WHAT YOU ARE ASKED TO DO
Repeat all entries exactly.

(Extracts from a graphics dataset)
○ ○ ○ ○ ○ ○ ○

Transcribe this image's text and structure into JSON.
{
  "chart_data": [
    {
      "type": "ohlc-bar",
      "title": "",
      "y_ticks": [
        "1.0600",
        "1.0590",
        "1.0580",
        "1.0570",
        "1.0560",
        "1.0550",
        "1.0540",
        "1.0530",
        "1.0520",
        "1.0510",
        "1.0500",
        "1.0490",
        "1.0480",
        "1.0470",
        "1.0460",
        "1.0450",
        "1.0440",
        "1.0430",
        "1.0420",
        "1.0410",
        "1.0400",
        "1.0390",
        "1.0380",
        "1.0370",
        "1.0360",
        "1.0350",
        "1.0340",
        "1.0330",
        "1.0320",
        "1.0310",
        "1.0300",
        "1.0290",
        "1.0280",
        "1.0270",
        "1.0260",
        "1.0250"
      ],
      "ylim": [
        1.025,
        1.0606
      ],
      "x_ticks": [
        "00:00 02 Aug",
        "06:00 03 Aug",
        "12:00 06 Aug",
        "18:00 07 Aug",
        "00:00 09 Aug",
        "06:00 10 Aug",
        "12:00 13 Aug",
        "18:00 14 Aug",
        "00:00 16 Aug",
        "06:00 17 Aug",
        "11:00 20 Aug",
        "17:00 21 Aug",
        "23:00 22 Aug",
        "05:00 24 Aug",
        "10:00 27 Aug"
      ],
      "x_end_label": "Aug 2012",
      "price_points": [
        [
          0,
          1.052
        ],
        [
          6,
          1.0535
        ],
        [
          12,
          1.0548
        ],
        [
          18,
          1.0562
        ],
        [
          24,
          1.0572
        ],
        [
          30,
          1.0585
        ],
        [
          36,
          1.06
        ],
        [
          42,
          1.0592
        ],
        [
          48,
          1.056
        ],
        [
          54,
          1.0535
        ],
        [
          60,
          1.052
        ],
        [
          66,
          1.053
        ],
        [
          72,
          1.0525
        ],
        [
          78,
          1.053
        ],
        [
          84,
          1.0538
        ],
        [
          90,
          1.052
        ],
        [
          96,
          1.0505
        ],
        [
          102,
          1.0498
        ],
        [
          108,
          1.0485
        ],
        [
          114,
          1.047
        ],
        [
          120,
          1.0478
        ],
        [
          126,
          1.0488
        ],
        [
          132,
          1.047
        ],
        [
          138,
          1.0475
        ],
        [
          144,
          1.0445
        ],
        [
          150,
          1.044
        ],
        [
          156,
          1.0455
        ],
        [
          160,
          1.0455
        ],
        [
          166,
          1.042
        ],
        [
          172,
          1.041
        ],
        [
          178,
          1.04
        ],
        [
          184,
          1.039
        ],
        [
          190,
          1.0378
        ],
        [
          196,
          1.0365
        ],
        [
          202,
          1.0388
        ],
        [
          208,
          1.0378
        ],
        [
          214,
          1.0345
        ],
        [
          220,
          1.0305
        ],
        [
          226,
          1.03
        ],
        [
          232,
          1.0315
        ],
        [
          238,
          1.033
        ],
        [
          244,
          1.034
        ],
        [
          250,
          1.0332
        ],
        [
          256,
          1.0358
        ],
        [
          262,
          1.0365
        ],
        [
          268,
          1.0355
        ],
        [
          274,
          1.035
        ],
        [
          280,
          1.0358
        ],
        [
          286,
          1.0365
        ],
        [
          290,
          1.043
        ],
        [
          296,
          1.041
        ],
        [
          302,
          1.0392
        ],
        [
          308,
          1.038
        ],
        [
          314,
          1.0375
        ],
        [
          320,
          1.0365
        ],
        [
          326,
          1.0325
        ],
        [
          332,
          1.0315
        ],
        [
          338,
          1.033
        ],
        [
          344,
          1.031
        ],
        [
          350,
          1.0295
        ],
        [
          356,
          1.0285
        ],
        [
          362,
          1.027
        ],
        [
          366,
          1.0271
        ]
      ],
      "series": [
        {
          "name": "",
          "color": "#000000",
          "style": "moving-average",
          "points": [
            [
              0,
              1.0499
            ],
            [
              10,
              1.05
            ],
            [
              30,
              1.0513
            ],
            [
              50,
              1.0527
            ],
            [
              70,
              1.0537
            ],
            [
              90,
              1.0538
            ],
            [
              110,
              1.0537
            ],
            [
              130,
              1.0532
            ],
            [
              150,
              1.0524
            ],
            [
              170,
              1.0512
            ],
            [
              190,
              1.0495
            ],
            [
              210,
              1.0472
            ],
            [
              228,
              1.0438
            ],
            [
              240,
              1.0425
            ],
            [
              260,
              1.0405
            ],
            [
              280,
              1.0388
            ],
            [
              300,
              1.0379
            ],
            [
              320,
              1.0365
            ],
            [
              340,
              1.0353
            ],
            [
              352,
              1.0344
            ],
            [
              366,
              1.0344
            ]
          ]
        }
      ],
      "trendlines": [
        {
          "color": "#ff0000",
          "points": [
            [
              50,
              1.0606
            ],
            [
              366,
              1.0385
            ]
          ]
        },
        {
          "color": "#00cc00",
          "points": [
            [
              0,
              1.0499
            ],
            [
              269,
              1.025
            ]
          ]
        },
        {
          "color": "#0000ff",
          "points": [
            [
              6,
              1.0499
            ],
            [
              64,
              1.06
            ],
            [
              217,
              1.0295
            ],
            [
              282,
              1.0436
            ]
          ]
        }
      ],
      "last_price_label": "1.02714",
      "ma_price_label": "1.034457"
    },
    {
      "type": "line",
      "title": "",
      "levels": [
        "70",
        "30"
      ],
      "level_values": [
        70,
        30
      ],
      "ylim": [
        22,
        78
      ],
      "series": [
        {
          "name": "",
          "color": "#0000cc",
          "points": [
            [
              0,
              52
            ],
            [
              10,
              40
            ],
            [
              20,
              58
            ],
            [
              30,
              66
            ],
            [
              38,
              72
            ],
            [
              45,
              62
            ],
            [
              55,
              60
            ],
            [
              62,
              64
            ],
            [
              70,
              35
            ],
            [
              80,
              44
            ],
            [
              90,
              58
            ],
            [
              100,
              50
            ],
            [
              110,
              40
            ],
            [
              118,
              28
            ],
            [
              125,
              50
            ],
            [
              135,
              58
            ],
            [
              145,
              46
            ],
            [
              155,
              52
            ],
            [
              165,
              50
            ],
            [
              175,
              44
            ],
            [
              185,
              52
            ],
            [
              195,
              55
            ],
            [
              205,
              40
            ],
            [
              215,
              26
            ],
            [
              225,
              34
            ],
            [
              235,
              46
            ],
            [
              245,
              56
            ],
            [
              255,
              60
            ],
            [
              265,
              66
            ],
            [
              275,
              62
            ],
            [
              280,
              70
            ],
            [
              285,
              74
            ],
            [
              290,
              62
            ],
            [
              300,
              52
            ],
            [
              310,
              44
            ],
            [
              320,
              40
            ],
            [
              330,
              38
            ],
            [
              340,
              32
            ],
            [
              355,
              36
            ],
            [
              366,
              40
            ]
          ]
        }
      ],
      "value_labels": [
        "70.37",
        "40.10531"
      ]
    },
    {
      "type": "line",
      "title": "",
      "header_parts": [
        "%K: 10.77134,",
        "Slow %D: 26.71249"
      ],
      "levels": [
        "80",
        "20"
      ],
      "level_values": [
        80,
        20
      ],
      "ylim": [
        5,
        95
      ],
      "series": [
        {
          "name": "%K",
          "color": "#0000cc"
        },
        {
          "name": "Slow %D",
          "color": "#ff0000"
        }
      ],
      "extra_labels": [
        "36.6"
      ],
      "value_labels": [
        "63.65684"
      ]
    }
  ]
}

○ ○ ○ ○ ○ ○ ○

REPLY TO THE TASK
Transcribe this image's text and structure into JSON.
{
  "chart_data": [
    {
      "type": "ohlc-bar",
      "title": "",
      "y_ticks": [
        "1.0600",
        "1.0590",
        "1.0580",
        "1.0570",
        "1.0560",
        "1.0550",
        "1.0540",
        "1.0530",
        "1.0520",
        "1.0510",
        "1.0500",
        "1.0490",
        "1.0480",
        "1.0470",
        "1.0460",
        "1.0450",
        "1.0440",
        "1.0430",
        "1.0420",
        "1.0410",
        "1.0400",
        "1.0390",
        "1.0380",
        "1.0370",
        "1.0360",
        "1.0350",
        "1.0340",
        "1.0330",
        "1.0320",
        "1.0310",
        "1.0300",
        "1.0290",
        "1.0280",
        "1.0270",
        "1.0260",
        "1.0250"
      ],
      "ylim": [
        1.025,
        1.0606
      ],
      "x_ticks": [
        "00:00 02 Aug",
        "06:00 03 Aug",
        "12:00 06 Aug",
        "18:00 07 Aug",
        "00:00 09 Aug",
        "06:00 10 Aug",
        "12:00 13 Aug",
        "18:00 14 Aug",
        "00:00 16 Aug",
        "06:00 17 Aug",
        "11:00 20 Aug",
        "17:00 21 Aug",
        "23:00 22 Aug",
        "05:00 24 Aug",
        "10:00 27 Aug"
      ],
      "x_end_label": "Aug 2012",
      "price_points": [
        [
          0,
          1.052
        ],
        [
          6,
          1.0535
        ],
        [
          12,
          1.0548
        ],
        [
          18,
          1.0562
        ],
        [
          24,
          1.0572
        ],
        [
          30,
          1.0585
        ],
        [
          36,
          1.06
        ],
        [
          42,
          1.0592
        ],
        [
          48,
          1.056
        ],
        [
          54,
          1.0535
        ],
        [
          60,
          1.052
        ],
        [
          66,
          1.053
        ],
        [
          72,
          1.0525
        ],
        [
          78,
          1.053
        ],
        [
          84,
          1.0538
        ],
        [
          90,
          1.052
        ],
        [
          96,
          1.0505
        ],
        [
          102,
          1.0498
        ],
        [
          108,
          1.0485
        ],
        [
          114,
          1.047
        ],
        [
          120,
          1.0478
        ],
        [
          126,
          1.0488
        ],
        [
          132,
          1.047
        ],
        [
          138,
          1.0475
        ],
        [
          144,
          1.0445
        ],
        [
          150,
          1.044
        ],
        [
          156,
          1.0455
        ],
        [
          160,
          1.0455
        ],
        [
          166,
          1.042
        ],
        [
          172,
          1.041
        ],
        [
          178,
          1.04
        ],
        [
          184,
          1.039
        ],
        [
          190,
          1.0378
        ],
        [
          196,
          1.0365
        ],
        [
          202,
          1.0388
        ],
        [
          208,
          1.0378
        ],
        [
          214,
          1.0345
        ],
        [
          220,
          1.0305
        ],
        [
          226,
          1.03
        ],
        [
          232,
          1.0315
        ],
        [
          238,
          1.033
        ],
        [
          244,
          1.034
        ],
        [
          250,
          1.0332
        ],
        [
          256,
          1.0358
        ],
        [
          262,
          1.0365
        ],
        [
          268,
          1.0355
        ],
        [
          274,
          1.035
        ],
        [
          280,
          1.0358
        ],
        [
          286,
          1.0365
        ],
        [
          290,
          1.043
        ],
        [
          296,
          1.041
        ],
        [
          302,
          1.0392
        ],
        [
          308,
          1.038
        ],
        [
          314,
          1.0375
        ],
        [
          320,
          1.0365
        ],
        [
          326,
          1.0325
        ],
        [
          332,
          1.0315
        ],
        [
          338,
          1.033
        ],
        [
          344,
          1.031
        ],
        [
          350,
          1.0295
        ],
        [
          356,
          1.0285
        ],
        [
          362,
          1.027
        ],
        [
          366,
          1.0271
        ]
      ],
      "series": [
        {
          "name": "",
          "color": "#000000",
          "style": "moving-average",
          "points": [
            [
              0,
              1.0499
            ],
            [
              10,
              1.05
            ],
            [
              30,
              1.0513
            ],
            [
              50,
              1.0527
            ],
            [
              70,
              1.0537
            ],
            [
              90,
              1.0538
            ],
            [
              110,
              1.0537
            ],
            [
              130,
              1.0532
            ],
            [
              150,
              1.0524
            ],
            [
              170,
              1.0512
            ],
            [
              190,
              1.0495
            ],
            [
              210,
              1.0472
            ],
            [
              228,
              1.0438
            ],
            [
              240,
              1.0425
            ],
            [
              260,
              1.0405
            ],
            [
              280,
              1.0388
            ],
            [
              300,
              1.0379
            ],
            [
              320,
              1.0365
            ],
            [
              340,
              1.0353
            ],
            [
              352,
              1.0344
            ],
            [
              366,
              1.0344
            ]
          ]
        }
      ],
      "trendlines": [
        {
          "color": "#ff0000",
          "points": [
            [
              50,
              1.0606
            ],
            [
              366,
              1.0385
            ]
          ]
        },
        {
          "color": "#00cc00",
          "points": [
            [
              0,
              1.0499
            ],
            [
              269,
              1.025
            ]
          ]
        },
        {
          "color": "#0000ff",
          "points": [
            [
              6,
              1.0499
            ],
            [
              64,
              1.06
            ],
            [
              217,
              1.0295
            ],
            [
              282,
              1.0436
            ]
          ]
        }
      ],
      "last_price_label": "1.02714",
      "ma_price_label": "1.034457"
    },
    {
      "type": "line",
      "title": "",
      "levels": [
        "70",
        "30"
      ],
      "level_values": [
        70,
        30
      ],
      "ylim": [
        22,
        78
      ],
      "series": [
        {
          "name": "",
          "color": "#0000cc",
          "points": [
            [
              0,
              52
            ],
            [
              10,
              40
            ],
            [
              20,
              58
            ],
            [
              30,
              66
            ],
            [
              38,
              72
            ],
            [
              45,
              62
            ],
            [
              55,
              60
            ],
            [
              62,
              64
            ],
            [
              70,
              35
            ],
            [
              80,
              44
            ],
            [
              90,
              58
            ],
            [
              100,
              50
            ],
            [
              110,
              40
            ],
            [
              118,
              28
            ],
            [
              125,
              50
            ],
            [
              135,
              58
            ],
            [
              145,
              46
            ],
            [
              155,
              52
            ],
            [
              165,
              50
            ],
            [
              175,
              44
            ],
            [
              185,
              52
            ],
            [
              195,
              55
            ],
            [
              205,
              40
            ],
            [
              215,
              26
            ],
            [
              225,
              34
            ],
            [
              235,
              46
            ],
            [
              245,
              56
            ],
            [
              255,
              60
            ],
            [
              265,
              66
            ],
            [
              275,
              62
            ],
            [
              280,
              70
            ],
            [
              285,
              74
            ],
            [
              290,
              62
            ],
            [
              300,
              52
            ],
            [
              310,
              44
            ],
            [
              320,
              40
            ],
            [
              330,
              38
            ],
            [
              340,
              32
            ],
            [
              355,
              36
            ],
            [
              366,
              40
            ]
          ]
        }
      ],
      "value_labels": [
        "70.37",
        "40.10531"
      ]
    },
    {
      "type": "line",
      "title": "",
      "header_parts": [
        "%K: 10.77134,",
        "Slow %D: 26.71249"
      ],
      "levels": [
        "80",
        "20"
      ],
      "level_values": [
        80,
        20
      ],
      "ylim": [
        5,
        95
      ],
      "series": [
        {
          "name": "%K",
          "color": "#0000cc"
        },
        {
          "name": "Slow %D",
          "color": "#ff0000"
        }
      ],
      "extra_labels": [
        "36.6"
      ],
      "value_labels": [
        "63.65684"
      ]
    }
  ]
}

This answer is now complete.